CONSIGNA 1:
Según el texto sobre los juros, ¿cómo llamaban los catalanes a los genoveses?
CONSIGNA 2:
Copia del texto sobre los juros el fragmento que empieza en "Durante la edad" y termina en "de los juros.", pero sustituye "banca" por "nobleza".

TEXTO DADO:
╔══

De hecho, la interacción entre juros y asientos provocó la creación de los denominados juros de caución. Era un juro que se entregaba al banquero que prestaba dinero al rey, con el compromiso de mantenerlo en su poder, pudiendo venderlo sólo en caso de producirse impago del asiento original (lo cual se parece a una especie de opción o incluso, si nos ponemos muy pollas, un credit default swap). La presión de los banqueros, a los que los activos ilíquidos nunca les han gustado, hizo que estos juros finalmente se hiciesen enajenables incluso antes del impago (con lo cual pasaron a operar con una especie de reaseguro, pues en la venta del juro el banquero traspasaba el riesgo de crédito a su cliente; y, si entonces hubiese existido Bloomberg, su cotización secundaria habría aportado información precisa sobre las previsiones del mercado en torno al cumplimiento del presupuesto de ingresos de la corona).

Esta actividad generó la primera situación en la Historia de España de otro tema que hoy está muy en boga: el endeudamiento externo. Los banqueros de la corona era, o bien genoveses, o bien judíos portugueses huidos de España tras la expulsión. Pero la población fundamental era la primera (los genoveses, por cierta, eran especialmente odiados por los catalanes, quienes los llamaban moros blancos), por lo que estos banqueros, que obtenían sus pasivos de clientes italianos, procedieron, en el marco de estas operaciones, a venderle juros masivamente a estos italianos.

Durante la edad de oro de los juros, todo esto fue oro molido para la banca: ganaba dinero con los asientos (que se devolvían) y ganaba dinero con la intermediación de los juros.

El prestigio de los juros se basaba en una sola cosa: que la emisión se correspondiese con los impuestos comprometidos. Sólo de esta manera, quien compraba el juro cobraba, y el mecanismo podía seguir siendo de confianza. El problema surgió a partir del segundo cuarto del siglo XVII, cuando las obligaciones imperiales españolas, y el agotamiento del crecimiento acelerado en Castilla, comenzaron a estancar las posibilidades de la Hacienda, sin que ésta dejase de emitir juros por ello.

Había llegado el momento de crecer los juros.

╚══

INFORMACIÓN PROPORCIONADA:
╔══

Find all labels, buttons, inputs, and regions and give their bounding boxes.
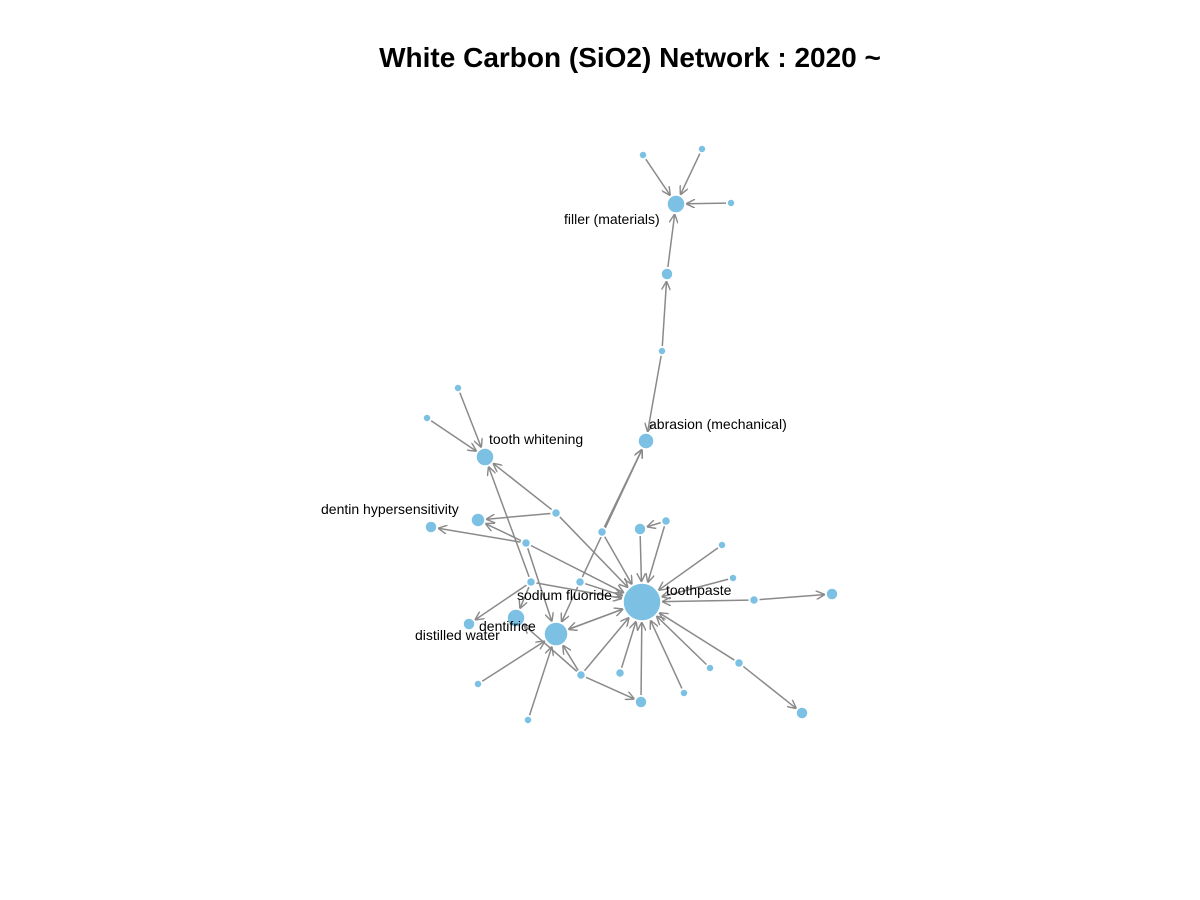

╚══

RESULTADO DEL EJERCICIO 1:
Los llamaban moros blancos.

RESULTADO DEL EJERCICIO 2:
Durante la edad de oro de los juros, todo esto fue oro molido para la nobleza: ganaba dinero con los asientos (que se devolvían) y ganaba dinero con la intermediación de los juros.